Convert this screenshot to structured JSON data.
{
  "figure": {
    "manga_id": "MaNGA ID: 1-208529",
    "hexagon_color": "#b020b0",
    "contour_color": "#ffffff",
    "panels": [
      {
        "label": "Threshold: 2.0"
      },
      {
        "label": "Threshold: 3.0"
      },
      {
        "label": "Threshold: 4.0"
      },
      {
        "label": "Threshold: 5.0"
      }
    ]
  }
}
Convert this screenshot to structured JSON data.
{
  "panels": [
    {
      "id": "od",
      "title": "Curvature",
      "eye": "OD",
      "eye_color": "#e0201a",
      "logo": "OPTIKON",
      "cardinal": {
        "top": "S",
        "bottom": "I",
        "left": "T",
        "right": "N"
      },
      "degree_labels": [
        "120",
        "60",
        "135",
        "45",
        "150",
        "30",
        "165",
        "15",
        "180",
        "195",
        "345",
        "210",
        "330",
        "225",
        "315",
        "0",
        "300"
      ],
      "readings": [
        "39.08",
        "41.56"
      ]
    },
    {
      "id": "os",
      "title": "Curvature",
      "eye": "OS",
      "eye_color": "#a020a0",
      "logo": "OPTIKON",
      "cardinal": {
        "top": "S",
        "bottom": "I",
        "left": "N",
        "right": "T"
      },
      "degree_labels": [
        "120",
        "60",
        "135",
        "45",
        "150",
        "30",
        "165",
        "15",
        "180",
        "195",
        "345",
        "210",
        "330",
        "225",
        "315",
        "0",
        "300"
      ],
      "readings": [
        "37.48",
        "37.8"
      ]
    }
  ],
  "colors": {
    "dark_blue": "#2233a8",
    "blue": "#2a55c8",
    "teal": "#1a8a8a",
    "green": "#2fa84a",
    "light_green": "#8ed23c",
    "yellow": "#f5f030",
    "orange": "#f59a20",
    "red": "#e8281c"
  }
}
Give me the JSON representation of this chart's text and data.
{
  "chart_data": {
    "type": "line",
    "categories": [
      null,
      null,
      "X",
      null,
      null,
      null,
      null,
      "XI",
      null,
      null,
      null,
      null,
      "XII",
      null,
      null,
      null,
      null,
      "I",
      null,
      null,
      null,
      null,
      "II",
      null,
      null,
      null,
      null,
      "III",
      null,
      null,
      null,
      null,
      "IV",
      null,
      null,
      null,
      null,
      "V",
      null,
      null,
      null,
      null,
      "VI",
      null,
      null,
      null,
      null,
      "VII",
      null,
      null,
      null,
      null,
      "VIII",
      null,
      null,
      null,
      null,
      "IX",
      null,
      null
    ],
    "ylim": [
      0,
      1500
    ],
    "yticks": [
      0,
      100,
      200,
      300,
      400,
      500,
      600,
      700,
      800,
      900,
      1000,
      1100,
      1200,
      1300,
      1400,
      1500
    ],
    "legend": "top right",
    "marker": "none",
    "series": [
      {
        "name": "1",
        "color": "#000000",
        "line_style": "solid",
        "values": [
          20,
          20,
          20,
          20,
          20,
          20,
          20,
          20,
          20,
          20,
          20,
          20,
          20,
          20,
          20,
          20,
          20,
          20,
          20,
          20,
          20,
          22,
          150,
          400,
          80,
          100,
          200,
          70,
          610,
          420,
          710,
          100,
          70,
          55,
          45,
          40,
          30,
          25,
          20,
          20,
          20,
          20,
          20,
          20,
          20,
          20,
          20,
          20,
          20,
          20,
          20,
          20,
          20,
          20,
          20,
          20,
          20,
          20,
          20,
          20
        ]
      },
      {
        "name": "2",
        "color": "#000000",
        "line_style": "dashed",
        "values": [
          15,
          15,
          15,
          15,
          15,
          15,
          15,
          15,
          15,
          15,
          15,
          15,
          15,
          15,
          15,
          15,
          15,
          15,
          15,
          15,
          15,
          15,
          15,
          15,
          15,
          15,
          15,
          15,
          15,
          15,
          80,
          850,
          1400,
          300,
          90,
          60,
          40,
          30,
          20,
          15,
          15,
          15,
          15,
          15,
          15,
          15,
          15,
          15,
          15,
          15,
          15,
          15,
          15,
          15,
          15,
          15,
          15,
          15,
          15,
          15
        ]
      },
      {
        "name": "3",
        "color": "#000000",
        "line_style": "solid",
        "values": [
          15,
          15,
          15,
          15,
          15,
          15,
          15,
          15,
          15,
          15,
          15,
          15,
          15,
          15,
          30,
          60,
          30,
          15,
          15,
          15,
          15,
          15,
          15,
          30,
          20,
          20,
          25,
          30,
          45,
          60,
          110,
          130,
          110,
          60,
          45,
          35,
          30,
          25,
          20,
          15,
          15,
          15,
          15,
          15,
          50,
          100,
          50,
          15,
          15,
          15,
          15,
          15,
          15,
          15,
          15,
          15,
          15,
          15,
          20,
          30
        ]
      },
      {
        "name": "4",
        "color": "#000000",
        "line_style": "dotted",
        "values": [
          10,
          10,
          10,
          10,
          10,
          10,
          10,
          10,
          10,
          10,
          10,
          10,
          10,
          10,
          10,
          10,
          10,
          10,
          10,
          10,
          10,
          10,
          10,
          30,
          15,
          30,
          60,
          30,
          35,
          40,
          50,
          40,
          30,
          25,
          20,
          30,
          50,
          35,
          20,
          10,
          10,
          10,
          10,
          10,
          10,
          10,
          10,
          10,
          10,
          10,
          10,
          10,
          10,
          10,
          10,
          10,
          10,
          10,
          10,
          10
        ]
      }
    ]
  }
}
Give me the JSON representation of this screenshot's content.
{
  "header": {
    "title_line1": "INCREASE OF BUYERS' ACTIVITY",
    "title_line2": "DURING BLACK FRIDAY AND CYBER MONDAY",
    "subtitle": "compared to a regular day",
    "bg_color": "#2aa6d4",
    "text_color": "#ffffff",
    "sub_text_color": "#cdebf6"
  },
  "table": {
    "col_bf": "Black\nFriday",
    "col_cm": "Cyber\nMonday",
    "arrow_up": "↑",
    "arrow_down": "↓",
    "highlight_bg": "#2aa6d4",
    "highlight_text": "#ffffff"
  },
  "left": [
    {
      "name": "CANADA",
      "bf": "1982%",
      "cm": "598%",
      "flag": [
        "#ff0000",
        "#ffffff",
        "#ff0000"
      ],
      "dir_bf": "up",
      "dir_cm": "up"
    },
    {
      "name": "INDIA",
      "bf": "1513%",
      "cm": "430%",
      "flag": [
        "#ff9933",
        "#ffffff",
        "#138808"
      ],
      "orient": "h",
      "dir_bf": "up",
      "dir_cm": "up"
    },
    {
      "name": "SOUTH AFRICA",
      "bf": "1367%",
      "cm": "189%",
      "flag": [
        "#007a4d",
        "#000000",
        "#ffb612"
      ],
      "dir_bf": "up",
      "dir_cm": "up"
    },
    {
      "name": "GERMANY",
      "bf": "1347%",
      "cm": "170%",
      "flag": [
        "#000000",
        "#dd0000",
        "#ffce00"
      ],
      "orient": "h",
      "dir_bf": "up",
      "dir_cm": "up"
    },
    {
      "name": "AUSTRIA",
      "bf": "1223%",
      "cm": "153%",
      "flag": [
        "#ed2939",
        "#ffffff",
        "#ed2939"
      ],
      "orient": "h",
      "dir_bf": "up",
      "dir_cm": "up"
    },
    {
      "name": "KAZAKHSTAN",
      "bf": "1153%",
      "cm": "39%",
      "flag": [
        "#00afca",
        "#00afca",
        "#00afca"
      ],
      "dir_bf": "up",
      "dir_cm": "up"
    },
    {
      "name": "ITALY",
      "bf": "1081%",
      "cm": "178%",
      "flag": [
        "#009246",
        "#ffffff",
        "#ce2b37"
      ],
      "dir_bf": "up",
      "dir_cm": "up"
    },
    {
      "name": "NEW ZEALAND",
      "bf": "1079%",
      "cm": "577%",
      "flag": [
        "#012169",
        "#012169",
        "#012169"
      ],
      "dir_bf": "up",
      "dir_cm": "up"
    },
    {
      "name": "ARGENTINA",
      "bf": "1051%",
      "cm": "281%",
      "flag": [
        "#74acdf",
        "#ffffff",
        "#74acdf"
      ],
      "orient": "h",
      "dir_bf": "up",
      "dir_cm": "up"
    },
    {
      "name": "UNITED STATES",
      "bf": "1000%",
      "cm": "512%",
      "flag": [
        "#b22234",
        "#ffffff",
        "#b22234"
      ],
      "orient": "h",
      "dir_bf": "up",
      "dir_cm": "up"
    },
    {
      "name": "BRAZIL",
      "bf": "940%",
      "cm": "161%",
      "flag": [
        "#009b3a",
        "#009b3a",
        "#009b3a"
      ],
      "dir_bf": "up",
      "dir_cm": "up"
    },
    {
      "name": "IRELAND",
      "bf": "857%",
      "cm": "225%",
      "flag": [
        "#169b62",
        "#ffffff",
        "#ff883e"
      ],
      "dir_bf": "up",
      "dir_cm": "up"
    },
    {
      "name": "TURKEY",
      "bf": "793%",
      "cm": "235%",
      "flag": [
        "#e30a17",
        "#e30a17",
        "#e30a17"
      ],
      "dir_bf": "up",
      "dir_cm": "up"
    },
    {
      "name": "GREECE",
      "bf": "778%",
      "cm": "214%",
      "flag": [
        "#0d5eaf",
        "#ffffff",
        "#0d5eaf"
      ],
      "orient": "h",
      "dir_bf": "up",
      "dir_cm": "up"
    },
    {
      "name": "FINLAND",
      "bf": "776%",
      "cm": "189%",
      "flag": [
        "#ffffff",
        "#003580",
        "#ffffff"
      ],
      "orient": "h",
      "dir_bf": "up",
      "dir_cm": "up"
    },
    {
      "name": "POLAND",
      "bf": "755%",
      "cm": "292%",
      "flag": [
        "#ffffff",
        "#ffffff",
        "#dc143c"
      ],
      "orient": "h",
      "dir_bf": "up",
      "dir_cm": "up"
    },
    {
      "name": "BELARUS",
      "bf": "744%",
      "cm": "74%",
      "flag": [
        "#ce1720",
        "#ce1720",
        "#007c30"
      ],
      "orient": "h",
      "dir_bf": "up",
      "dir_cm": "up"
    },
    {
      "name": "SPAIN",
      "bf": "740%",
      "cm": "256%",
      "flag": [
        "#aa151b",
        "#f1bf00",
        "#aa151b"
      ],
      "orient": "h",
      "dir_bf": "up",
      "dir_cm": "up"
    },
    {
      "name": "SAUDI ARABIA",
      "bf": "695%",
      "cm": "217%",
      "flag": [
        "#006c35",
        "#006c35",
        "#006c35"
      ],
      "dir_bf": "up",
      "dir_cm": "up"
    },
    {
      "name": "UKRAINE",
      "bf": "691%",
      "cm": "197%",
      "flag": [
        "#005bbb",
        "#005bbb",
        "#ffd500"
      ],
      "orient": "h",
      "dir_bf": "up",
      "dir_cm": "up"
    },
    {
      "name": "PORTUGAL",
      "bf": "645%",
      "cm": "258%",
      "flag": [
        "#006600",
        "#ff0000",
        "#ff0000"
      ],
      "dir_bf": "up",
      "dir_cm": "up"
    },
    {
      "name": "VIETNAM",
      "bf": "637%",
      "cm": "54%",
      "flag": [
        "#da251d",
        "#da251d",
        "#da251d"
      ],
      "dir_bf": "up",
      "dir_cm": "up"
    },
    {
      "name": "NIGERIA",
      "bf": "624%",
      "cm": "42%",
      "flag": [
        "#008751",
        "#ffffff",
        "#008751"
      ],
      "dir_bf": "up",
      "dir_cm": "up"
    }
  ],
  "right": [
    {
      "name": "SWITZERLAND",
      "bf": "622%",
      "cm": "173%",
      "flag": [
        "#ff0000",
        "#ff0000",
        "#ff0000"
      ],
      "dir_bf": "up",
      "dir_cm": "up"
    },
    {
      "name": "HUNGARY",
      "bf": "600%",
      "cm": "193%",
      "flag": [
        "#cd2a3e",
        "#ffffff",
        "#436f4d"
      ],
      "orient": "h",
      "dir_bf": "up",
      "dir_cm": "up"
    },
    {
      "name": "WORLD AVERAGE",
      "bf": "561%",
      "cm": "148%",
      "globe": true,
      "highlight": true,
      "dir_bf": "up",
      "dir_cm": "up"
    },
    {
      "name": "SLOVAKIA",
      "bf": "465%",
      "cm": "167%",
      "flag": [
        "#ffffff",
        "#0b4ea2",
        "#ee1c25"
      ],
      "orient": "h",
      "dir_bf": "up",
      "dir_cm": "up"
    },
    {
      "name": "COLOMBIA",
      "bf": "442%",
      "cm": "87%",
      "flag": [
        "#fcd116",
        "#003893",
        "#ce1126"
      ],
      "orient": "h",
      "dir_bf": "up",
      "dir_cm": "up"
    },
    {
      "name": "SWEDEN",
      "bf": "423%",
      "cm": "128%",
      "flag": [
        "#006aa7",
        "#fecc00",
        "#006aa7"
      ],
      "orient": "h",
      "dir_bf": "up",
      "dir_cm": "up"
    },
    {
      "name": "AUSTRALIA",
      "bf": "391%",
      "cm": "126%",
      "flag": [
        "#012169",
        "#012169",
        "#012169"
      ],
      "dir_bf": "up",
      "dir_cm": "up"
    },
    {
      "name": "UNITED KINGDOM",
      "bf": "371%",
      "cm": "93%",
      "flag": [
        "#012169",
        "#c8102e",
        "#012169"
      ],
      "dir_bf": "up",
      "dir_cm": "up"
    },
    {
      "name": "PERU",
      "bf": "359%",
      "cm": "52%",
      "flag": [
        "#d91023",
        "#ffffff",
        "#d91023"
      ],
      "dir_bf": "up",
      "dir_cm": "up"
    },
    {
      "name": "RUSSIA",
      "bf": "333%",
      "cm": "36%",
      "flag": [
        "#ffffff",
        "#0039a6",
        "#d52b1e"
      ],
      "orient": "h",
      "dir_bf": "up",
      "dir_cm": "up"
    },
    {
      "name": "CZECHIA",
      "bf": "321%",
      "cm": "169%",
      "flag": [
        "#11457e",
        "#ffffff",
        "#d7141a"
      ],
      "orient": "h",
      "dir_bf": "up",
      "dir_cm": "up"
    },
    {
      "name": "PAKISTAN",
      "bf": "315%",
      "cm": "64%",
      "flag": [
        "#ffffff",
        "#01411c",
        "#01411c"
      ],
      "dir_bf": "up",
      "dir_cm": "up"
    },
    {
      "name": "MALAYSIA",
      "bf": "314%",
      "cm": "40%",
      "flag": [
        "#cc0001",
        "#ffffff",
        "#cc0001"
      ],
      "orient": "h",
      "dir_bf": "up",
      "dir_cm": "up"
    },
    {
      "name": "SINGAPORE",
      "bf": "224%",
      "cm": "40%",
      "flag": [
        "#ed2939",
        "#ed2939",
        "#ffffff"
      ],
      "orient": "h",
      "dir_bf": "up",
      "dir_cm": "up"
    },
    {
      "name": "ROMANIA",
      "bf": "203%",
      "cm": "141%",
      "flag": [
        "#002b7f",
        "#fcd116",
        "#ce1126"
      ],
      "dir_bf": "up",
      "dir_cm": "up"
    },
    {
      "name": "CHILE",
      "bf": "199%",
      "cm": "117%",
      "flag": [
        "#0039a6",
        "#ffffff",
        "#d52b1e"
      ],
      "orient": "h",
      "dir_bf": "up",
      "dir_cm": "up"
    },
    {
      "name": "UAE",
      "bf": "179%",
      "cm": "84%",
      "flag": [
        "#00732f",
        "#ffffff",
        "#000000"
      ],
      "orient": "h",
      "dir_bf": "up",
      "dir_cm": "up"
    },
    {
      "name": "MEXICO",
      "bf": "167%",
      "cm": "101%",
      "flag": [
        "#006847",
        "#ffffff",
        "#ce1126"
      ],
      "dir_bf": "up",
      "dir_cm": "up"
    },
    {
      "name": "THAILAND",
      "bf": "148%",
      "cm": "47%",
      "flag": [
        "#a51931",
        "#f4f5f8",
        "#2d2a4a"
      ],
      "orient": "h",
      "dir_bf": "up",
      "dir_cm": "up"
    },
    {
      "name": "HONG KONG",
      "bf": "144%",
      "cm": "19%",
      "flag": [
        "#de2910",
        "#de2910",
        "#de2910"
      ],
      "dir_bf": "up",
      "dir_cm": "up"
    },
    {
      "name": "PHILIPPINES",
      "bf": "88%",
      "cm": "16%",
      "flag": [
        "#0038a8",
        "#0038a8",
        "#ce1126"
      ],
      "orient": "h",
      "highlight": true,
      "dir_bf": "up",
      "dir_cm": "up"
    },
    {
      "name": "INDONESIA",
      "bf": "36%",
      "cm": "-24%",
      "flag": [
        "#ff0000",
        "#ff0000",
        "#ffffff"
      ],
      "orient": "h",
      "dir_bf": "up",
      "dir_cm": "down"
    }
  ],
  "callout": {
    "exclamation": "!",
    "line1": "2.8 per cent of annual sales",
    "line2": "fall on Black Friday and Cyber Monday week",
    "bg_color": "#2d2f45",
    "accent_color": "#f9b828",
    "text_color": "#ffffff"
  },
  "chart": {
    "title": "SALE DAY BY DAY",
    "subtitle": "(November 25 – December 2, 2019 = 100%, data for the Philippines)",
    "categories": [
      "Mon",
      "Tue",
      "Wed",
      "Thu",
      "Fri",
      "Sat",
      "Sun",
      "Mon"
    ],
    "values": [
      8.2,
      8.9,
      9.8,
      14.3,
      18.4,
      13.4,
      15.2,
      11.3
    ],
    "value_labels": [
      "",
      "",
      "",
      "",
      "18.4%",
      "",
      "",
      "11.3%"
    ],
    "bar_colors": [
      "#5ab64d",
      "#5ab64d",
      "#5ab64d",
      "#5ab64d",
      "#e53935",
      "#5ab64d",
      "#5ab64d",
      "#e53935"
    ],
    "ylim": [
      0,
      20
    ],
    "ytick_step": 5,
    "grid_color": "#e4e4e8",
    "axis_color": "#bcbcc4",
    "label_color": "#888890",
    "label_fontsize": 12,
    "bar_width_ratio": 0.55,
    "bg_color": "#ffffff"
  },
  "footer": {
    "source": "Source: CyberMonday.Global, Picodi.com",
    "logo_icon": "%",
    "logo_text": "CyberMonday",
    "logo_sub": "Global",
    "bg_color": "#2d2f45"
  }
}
________
EXERCISE TASK
Look over the listing. Pull out every line with the string "Threshold" in it.

RIGHT ANSWER
        "label": "Threshold: 2.0"
        "label": "Threshold: 3.0"
        "label": "Threshold: 4.0"
        "label": "Threshold: 5.0"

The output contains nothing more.